* **WHAT YOU WILL DO**: The entries below are to be repeated exactly as they stand.

Saved data entries:

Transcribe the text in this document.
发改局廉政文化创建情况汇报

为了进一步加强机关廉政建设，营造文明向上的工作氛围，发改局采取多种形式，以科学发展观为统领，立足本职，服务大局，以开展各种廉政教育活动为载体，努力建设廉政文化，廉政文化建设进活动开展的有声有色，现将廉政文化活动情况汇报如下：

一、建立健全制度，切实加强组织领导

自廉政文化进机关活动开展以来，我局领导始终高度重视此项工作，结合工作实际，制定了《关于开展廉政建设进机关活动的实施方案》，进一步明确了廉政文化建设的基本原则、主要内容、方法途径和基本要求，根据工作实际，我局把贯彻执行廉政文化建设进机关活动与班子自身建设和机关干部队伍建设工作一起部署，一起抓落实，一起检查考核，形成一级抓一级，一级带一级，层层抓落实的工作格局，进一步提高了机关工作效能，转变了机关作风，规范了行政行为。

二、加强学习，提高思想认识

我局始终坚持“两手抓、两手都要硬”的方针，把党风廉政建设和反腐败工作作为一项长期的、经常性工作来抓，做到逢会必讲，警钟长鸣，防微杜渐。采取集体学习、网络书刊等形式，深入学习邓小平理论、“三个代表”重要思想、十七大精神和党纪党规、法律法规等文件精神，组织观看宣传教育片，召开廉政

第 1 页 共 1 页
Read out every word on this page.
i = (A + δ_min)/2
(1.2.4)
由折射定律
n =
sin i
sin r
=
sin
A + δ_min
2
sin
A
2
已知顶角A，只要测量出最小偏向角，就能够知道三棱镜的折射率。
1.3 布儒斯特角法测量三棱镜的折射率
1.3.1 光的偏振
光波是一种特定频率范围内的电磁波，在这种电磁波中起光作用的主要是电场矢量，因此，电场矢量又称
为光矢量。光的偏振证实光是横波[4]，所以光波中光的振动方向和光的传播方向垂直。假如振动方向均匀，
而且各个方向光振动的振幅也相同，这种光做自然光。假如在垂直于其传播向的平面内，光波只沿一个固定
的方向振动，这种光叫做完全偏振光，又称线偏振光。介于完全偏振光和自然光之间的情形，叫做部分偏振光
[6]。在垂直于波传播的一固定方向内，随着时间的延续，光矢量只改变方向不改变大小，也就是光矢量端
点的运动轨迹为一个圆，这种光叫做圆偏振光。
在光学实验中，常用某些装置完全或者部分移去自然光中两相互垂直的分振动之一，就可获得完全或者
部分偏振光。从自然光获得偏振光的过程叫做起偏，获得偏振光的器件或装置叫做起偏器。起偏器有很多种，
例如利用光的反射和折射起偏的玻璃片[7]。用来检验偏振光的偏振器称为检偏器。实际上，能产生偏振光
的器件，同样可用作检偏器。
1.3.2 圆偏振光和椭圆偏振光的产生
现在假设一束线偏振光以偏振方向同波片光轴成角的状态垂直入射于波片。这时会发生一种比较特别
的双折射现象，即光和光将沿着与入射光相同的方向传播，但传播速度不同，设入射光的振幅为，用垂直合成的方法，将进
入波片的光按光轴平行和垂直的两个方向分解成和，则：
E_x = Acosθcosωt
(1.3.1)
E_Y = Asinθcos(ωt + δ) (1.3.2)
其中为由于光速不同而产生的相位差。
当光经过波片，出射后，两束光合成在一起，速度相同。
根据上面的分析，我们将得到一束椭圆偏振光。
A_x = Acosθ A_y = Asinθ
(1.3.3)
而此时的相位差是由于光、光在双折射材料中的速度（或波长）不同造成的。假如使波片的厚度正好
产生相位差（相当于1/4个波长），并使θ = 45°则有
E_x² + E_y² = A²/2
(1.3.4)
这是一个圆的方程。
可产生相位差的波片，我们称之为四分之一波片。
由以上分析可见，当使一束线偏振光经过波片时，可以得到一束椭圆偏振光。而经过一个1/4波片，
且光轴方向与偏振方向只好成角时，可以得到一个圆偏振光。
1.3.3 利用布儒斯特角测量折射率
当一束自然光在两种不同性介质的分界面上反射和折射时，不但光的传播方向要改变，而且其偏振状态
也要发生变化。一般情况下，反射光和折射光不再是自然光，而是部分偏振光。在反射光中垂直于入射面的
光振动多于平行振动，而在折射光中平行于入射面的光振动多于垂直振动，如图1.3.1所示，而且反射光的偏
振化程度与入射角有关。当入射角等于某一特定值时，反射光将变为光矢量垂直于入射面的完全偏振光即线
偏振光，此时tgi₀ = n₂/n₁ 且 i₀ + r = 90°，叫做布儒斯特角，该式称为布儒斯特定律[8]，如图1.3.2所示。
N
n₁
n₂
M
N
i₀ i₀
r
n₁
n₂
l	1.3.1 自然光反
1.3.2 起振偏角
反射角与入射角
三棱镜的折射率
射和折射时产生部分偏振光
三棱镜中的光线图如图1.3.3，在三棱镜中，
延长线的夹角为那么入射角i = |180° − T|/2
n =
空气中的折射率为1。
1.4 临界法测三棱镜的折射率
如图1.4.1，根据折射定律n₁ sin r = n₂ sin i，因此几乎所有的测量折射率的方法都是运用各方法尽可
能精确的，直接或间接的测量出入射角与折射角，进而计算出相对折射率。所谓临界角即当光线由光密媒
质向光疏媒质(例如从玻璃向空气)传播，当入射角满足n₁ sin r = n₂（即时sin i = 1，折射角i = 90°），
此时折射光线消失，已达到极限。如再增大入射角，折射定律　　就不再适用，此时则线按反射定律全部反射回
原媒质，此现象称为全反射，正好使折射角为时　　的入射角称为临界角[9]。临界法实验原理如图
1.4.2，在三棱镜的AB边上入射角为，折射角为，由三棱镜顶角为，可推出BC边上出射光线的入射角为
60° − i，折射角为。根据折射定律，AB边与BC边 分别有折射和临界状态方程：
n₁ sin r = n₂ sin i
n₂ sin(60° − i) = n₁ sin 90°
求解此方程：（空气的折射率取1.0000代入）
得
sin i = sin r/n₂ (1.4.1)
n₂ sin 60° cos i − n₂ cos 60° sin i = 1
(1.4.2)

* **RESULT**:
Transcribe the text in this document.
发改局廉政文化创建情况汇报

为了进一步加强机关廉政建设，营造文明向上的工作氛围，发改局采取多种形式，以科学发展观为统领，立足本职，服务大局，以开展各种廉政教育活动为载体，努力建设廉政文化，廉政文化建设进活动开展的有声有色，现将廉政文化活动情况汇报如下：

一、建立健全制度，切实加强组织领导

自廉政文化进机关活动开展以来，我局领导始终高度重视此项工作，结合工作实际，制定了《关于开展廉政建设进机关活动的实施方案》，进一步明确了廉政文化建设的基本原则、主要内容、方法途径和基本要求，根据工作实际，我局把贯彻执行廉政文化建设进机关活动与班子自身建设和机关干部队伍建设工作一起部署，一起抓落实，一起检查考核，形成一级抓一级，一级带一级，层层抓落实的工作格局，进一步提高了机关工作效能，转变了机关作风，规范了行政行为。

二、加强学习，提高思想认识

我局始终坚持“两手抓、两手都要硬”的方针，把党风廉政建设和反腐败工作作为一项长期的、经常性工作来抓，做到逢会必讲，警钟长鸣，防微杜渐。采取集体学习、网络书刊等形式，深入学习邓小平理论、“三个代表”重要思想、十七大精神和党纪党规、法律法规等文件精神，组织观看宣传教育片，召开廉政

第 1 页 共 1 页
Read out every word on this page.
i = (A + δ_min)/2
(1.2.4)
由折射定律
n =
sin i
sin r
=
sin
A + δ_min
2
sin
A
2
已知顶角A，只要测量出最小偏向角，就能够知道三棱镜的折射率。
1.3 布儒斯特角法测量三棱镜的折射率
1.3.1 光的偏振
光波是一种特定频率范围内的电磁波，在这种电磁波中起光作用的主要是电场矢量，因此，电场矢量又称
为光矢量。光的偏振证实光是横波[4]，所以光波中光的振动方向和光的传播方向垂直。假如振动方向均匀，
而且各个方向光振动的振幅也相同，这种光做自然光。假如在垂直于其传播向的平面内，光波只沿一个固定
的方向振动，这种光叫做完全偏振光，又称线偏振光。介于完全偏振光和自然光之间的情形，叫做部分偏振光
[6]。在垂直于波传播的一固定方向内，随着时间的延续，光矢量只改变方向不改变大小，也就是光矢量端
点的运动轨迹为一个圆，这种光叫做圆偏振光。
在光学实验中，常用某些装置完全或者部分移去自然光中两相互垂直的分振动之一，就可获得完全或者
部分偏振光。从自然光获得偏振光的过程叫做起偏，获得偏振光的器件或装置叫做起偏器。起偏器有很多种，
例如利用光的反射和折射起偏的玻璃片[7]。用来检验偏振光的偏振器称为检偏器。实际上，能产生偏振光
的器件，同样可用作检偏器。
1.3.2 圆偏振光和椭圆偏振光的产生
现在假设一束线偏振光以偏振方向同波片光轴成角的状态垂直入射于波片。这时会发生一种比较特别
的双折射现象，即光和光将沿着与入射光相同的方向传播，但传播速度不同，设入射光的振幅为，用垂直合成的方法，将进
入波片的光按光轴平行和垂直的两个方向分解成和，则：
E_x = Acosθcosωt
(1.3.1)
E_Y = Asinθcos(ωt + δ) (1.3.2)
其中为由于光速不同而产生的相位差。
当光经过波片，出射后，两束光合成在一起，速度相同。
根据上面的分析，我们将得到一束椭圆偏振光。
A_x = Acosθ A_y = Asinθ
(1.3.3)
而此时的相位差是由于光、光在双折射材料中的速度（或波长）不同造成的。假如使波片的厚度正好
产生相位差（相当于1/4个波长），并使θ = 45°则有
E_x² + E_y² = A²/2
(1.3.4)
这是一个圆的方程。
可产生相位差的波片，我们称之为四分之一波片。
由以上分析可见，当使一束线偏振光经过波片时，可以得到一束椭圆偏振光。而经过一个1/4波片，
且光轴方向与偏振方向只好成角时，可以得到一个圆偏振光。
1.3.3 利用布儒斯特角测量折射率
当一束自然光在两种不同性介质的分界面上反射和折射时，不但光的传播方向要改变，而且其偏振状态
也要发生变化。一般情况下，反射光和折射光不再是自然光，而是部分偏振光。在反射光中垂直于入射面的
光振动多于平行振动，而在折射光中平行于入射面的光振动多于垂直振动，如图1.3.1所示，而且反射光的偏
振化程度与入射角有关。当入射角等于某一特定值时，反射光将变为光矢量垂直于入射面的完全偏振光即线
偏振光，此时tgi₀ = n₂/n₁ 且 i₀ + r = 90°，叫做布儒斯特角，该式称为布儒斯特定律[8]，如图1.3.2所示。
N
n₁
n₂
M
N
i₀ i₀
r
n₁
n₂
l	1.3.1 自然光反
1.3.2 起振偏角
反射角与入射角
三棱镜的折射率
射和折射时产生部分偏振光
三棱镜中的光线图如图1.3.3，在三棱镜中，
延长线的夹角为那么入射角i = |180° − T|/2
n =
空气中的折射率为1。
1.4 临界法测三棱镜的折射率
如图1.4.1，根据折射定律n₁ sin r = n₂ sin i，因此几乎所有的测量折射率的方法都是运用各方法尽可
能精确的，直接或间接的测量出入射角与折射角，进而计算出相对折射率。所谓临界角即当光线由光密媒
质向光疏媒质(例如从玻璃向空气)传播，当入射角满足n₁ sin r = n₂（即时sin i = 1，折射角i = 90°），
此时折射光线消失，已达到极限。如再增大入射角，折射定律　　就不再适用，此时则线按反射定律全部反射回
原媒质，此现象称为全反射，正好使折射角为时　　的入射角称为临界角[9]。临界法实验原理如图
1.4.2，在三棱镜的AB边上入射角为，折射角为，由三棱镜顶角为，可推出BC边上出射光线的入射角为
60° − i，折射角为。根据折射定律，AB边与BC边 分别有折射和临界状态方程：
n₁ sin r = n₂ sin i
n₂ sin(60° − i) = n₁ sin 90°
求解此方程：（空气的折射率取1.0000代入）
得
sin i = sin r/n₂ (1.4.1)
n₂ sin 60° cos i − n₂ cos 60° sin i = 1
(1.4.2)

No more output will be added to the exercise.